┌──
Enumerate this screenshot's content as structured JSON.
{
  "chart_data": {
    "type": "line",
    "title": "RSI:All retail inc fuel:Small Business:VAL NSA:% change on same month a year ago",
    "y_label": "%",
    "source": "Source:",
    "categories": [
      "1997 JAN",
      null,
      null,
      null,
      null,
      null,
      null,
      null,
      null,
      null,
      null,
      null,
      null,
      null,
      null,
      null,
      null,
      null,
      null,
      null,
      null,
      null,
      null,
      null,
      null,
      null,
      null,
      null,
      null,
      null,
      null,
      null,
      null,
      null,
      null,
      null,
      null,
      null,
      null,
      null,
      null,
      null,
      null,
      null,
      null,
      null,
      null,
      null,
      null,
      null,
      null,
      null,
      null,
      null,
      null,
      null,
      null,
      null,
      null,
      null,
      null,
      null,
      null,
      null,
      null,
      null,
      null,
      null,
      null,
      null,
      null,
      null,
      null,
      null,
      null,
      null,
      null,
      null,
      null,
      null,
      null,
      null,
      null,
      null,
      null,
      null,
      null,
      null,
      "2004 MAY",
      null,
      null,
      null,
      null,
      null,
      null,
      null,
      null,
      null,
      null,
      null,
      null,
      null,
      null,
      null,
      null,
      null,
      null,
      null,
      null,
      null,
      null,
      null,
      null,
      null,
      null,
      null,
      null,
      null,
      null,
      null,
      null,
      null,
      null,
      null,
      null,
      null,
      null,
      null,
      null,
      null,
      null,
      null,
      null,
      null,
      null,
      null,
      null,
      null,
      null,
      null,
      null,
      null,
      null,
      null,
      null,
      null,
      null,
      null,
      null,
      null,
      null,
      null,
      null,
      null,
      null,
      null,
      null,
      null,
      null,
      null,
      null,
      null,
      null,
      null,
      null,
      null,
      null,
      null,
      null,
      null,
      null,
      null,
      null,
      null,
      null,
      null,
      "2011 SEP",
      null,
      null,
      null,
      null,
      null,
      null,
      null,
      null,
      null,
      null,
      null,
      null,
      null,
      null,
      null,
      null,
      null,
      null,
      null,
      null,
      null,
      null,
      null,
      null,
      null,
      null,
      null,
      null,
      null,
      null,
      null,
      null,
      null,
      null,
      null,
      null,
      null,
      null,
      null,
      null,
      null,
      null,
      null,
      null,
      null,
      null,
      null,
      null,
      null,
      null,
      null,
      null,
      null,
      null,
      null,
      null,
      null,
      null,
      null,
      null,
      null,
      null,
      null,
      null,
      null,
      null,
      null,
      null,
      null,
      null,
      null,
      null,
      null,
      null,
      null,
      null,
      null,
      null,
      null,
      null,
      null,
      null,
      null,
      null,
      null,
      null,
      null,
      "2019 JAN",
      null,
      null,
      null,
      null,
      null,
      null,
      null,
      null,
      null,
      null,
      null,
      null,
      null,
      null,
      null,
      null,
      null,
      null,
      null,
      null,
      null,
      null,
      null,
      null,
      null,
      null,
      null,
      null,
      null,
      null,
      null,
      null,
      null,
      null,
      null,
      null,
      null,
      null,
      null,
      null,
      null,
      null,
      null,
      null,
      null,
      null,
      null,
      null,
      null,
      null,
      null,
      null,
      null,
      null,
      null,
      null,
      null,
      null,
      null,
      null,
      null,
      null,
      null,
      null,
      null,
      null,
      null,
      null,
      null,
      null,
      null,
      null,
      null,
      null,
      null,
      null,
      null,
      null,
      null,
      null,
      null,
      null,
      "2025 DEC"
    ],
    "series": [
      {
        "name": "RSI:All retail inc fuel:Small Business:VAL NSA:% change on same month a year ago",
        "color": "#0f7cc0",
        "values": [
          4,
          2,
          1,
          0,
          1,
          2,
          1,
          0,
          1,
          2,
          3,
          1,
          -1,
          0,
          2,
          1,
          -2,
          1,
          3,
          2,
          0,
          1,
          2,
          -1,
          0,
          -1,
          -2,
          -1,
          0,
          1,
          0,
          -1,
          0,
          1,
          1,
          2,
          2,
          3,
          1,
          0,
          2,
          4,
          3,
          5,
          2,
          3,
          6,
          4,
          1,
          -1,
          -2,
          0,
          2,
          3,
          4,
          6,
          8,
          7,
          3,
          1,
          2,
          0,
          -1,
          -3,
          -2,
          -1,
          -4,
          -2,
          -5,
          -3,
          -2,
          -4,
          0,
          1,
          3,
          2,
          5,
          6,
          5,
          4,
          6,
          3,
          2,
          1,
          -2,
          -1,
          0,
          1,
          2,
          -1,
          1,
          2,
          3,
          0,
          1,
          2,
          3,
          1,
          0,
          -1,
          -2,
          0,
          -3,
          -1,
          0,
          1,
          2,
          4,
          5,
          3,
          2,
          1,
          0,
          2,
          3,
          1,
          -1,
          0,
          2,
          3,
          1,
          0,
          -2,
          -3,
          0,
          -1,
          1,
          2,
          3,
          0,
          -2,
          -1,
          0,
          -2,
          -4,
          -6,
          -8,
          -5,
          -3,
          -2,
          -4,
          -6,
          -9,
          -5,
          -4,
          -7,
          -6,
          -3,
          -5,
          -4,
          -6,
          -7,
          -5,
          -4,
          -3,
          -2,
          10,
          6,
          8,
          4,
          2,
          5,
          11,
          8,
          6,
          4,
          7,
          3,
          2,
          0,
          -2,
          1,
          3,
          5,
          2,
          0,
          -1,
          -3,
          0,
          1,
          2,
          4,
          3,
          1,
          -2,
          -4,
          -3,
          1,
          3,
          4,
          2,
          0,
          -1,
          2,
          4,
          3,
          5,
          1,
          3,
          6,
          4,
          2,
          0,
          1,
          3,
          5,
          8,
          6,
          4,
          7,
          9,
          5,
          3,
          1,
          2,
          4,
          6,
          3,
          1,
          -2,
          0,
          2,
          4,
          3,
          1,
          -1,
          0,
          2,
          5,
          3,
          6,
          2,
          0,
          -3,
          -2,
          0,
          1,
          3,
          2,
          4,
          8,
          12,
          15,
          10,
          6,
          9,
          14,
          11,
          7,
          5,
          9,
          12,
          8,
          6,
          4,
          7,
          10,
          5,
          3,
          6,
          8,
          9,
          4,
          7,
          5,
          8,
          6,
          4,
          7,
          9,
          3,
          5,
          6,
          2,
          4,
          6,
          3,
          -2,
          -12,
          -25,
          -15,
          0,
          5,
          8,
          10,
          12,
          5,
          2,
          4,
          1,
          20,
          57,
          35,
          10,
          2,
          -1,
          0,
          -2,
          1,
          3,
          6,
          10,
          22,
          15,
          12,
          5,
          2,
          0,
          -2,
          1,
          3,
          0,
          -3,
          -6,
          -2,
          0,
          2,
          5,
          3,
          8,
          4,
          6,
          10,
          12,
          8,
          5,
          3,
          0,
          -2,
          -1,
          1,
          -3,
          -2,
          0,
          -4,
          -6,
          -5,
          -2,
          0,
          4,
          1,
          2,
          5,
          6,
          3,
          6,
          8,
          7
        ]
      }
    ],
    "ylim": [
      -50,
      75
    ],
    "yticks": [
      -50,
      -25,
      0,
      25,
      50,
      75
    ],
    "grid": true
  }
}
└──
GIVEN INSTRUCTION: Extract every entry above as it appears.

FINISHED EXERCISE:
Enumerate this screenshot's content as structured JSON.
{
  "chart_data": {
    "type": "line",
    "title": "RSI:All retail inc fuel:Small Business:VAL NSA:% change on same month a year ago",
    "y_label": "%",
    "source": "Source:",
    "categories": [
      "1997 JAN",
      null,
      null,
      null,
      null,
      null,
      null,
      null,
      null,
      null,
      null,
      null,
      null,
      null,
      null,
      null,
      null,
      null,
      null,
      null,
      null,
      null,
      null,
      null,
      null,
      null,
      null,
      null,
      null,
      null,
      null,
      null,
      null,
      null,
      null,
      null,
      null,
      null,
      null,
      null,
      null,
      null,
      null,
      null,
      null,
      null,
      null,
      null,
      null,
      null,
      null,
      null,
      null,
      null,
      null,
      null,
      null,
      null,
      null,
      null,
      null,
      null,
      null,
      null,
      null,
      null,
      null,
      null,
      null,
      null,
      null,
      null,
      null,
      null,
      null,
      null,
      null,
      null,
      null,
      null,
      null,
      null,
      null,
      null,
      null,
      null,
      null,
      null,
      "2004 MAY",
      null,
      null,
      null,
      null,
      null,
      null,
      null,
      null,
      null,
      null,
      null,
      null,
      null,
      null,
      null,
      null,
      null,
      null,
      null,
      null,
      null,
      null,
      null,
      null,
      null,
      null,
      null,
      null,
      null,
      null,
      null,
      null,
      null,
      null,
      null,
      null,
      null,
      null,
      null,
      null,
      null,
      null,
      null,
      null,
      null,
      null,
      null,
      null,
      null,
      null,
      null,
      null,
      null,
      null,
      null,
      null,
      null,
      null,
      null,
      null,
      null,
      null,
      null,
      null,
      null,
      null,
      null,
      null,
      null,
      null,
      null,
      null,
      null,
      null,
      null,
      null,
      null,
      null,
      null,
      null,
      null,
      null,
      null,
      null,
      null,
      null,
      null,
      "2011 SEP",
      null,
      null,
      null,
      null,
      null,
      null,
      null,
      null,
      null,
      null,
      null,
      null,
      null,
      null,
      null,
      null,
      null,
      null,
      null,
      null,
      null,
      null,
      null,
      null,
      null,
      null,
      null,
      null,
      null,
      null,
      null,
      null,
      null,
      null,
      null,
      null,
      null,
      null,
      null,
      null,
      null,
      null,
      null,
      null,
      null,
      null,
      null,
      null,
      null,
      null,
      null,
      null,
      null,
      null,
      null,
      null,
      null,
      null,
      null,
      null,
      null,
      null,
      null,
      null,
      null,
      null,
      null,
      null,
      null,
      null,
      null,
      null,
      null,
      null,
      null,
      null,
      null,
      null,
      null,
      null,
      null,
      null,
      null,
      null,
      null,
      null,
      null,
      "2019 JAN",
      null,
      null,
      null,
      null,
      null,
      null,
      null,
      null,
      null,
      null,
      null,
      null,
      null,
      null,
      null,
      null,
      null,
      null,
      null,
      null,
      null,
      null,
      null,
      null,
      null,
      null,
      null,
      null,
      null,
      null,
      null,
      null,
      null,
      null,
      null,
      null,
      null,
      null,
      null,
      null,
      null,
      null,
      null,
      null,
      null,
      null,
      null,
      null,
      null,
      null,
      null,
      null,
      null,
      null,
      null,
      null,
      null,
      null,
      null,
      null,
      null,
      null,
      null,
      null,
      null,
      null,
      null,
      null,
      null,
      null,
      null,
      null,
      null,
      null,
      null,
      null,
      null,
      null,
      null,
      null,
      null,
      null,
      "2025 DEC"
    ],
    "series": [
      {
        "name": "RSI:All retail inc fuel:Small Business:VAL NSA:% change on same month a year ago",
        "color": "#0f7cc0",
        "values": [
          4,
          2,
          1,
          0,
          1,
          2,
          1,
          0,
          1,
          2,
          3,
          1,
          -1,
          0,
          2,
          1,
          -2,
          1,
          3,
          2,
          0,
          1,
          2,
          -1,
          0,
          -1,
          -2,
          -1,
          0,
          1,
          0,
          -1,
          0,
          1,
          1,
          2,
          2,
          3,
          1,
          0,
          2,
          4,
          3,
          5,
          2,
          3,
          6,
          4,
          1,
          -1,
          -2,
          0,
          2,
          3,
          4,
          6,
          8,
          7,
          3,
          1,
          2,
          0,
          -1,
          -3,
          -2,
          -1,
          -4,
          -2,
          -5,
          -3,
          -2,
          -4,
          0,
          1,
          3,
          2,
          5,
          6,
          5,
          4,
          6,
          3,
          2,
          1,
          -2,
          -1,
          0,
          1,
          2,
          -1,
          1,
          2,
          3,
          0,
          1,
          2,
          3,
          1,
          0,
          -1,
          -2,
          0,
          -3,
          -1,
          0,
          1,
          2,
          4,
          5,
          3,
          2,
          1,
          0,
          2,
          3,
          1,
          -1,
          0,
          2,
          3,
          1,
          0,
          -2,
          -3,
          0,
          -1,
          1,
          2,
          3,
          0,
          -2,
          -1,
          0,
          -2,
          -4,
          -6,
          -8,
          -5,
          -3,
          -2,
          -4,
          -6,
          -9,
          -5,
          -4,
          -7,
          -6,
          -3,
          -5,
          -4,
          -6,
          -7,
          -5,
          -4,
          -3,
          -2,
          10,
          6,
          8,
          4,
          2,
          5,
          11,
          8,
          6,
          4,
          7,
          3,
          2,
          0,
          -2,
          1,
          3,
          5,
          2,
          0,
          -1,
          -3,
          0,
          1,
          2,
          4,
          3,
          1,
          -2,
          -4,
          -3,
          1,
          3,
          4,
          2,
          0,
          -1,
          2,
          4,
          3,
          5,
          1,
          3,
          6,
          4,
          2,
          0,
          1,
          3,
          5,
          8,
          6,
          4,
          7,
          9,
          5,
          3,
          1,
          2,
          4,
          6,
          3,
          1,
          -2,
          0,
          2,
          4,
          3,
          1,
          -1,
          0,
          2,
          5,
          3,
          6,
          2,
          0,
          -3,
          -2,
          0,
          1,
          3,
          2,
          4,
          8,
          12,
          15,
          10,
          6,
          9,
          14,
          11,
          7,
          5,
          9,
          12,
          8,
          6,
          4,
          7,
          10,
          5,
          3,
          6,
          8,
          9,
          4,
          7,
          5,
          8,
          6,
          4,
          7,
          9,
          3,
          5,
          6,
          2,
          4,
          6,
          3,
          -2,
          -12,
          -25,
          -15,
          0,
          5,
          8,
          10,
          12,
          5,
          2,
          4,
          1,
          20,
          57,
          35,
          10,
          2,
          -1,
          0,
          -2,
          1,
          3,
          6,
          10,
          22,
          15,
          12,
          5,
          2,
          0,
          -2,
          1,
          3,
          0,
          -3,
          -6,
          -2,
          0,
          2,
          5,
          3,
          8,
          4,
          6,
          10,
          12,
          8,
          5,
          3,
          0,
          -2,
          -1,
          1,
          -3,
          -2,
          0,
          -4,
          -6,
          -5,
          -2,
          0,
          4,
          1,
          2,
          5,
          6,
          3,
          6,
          8,
          7
        ]
      }
    ],
    "ylim": [
      -50,
      75
    ],
    "yticks": [
      -50,
      -25,
      0,
      25,
      50,
      75
    ],
    "grid": true
  }
}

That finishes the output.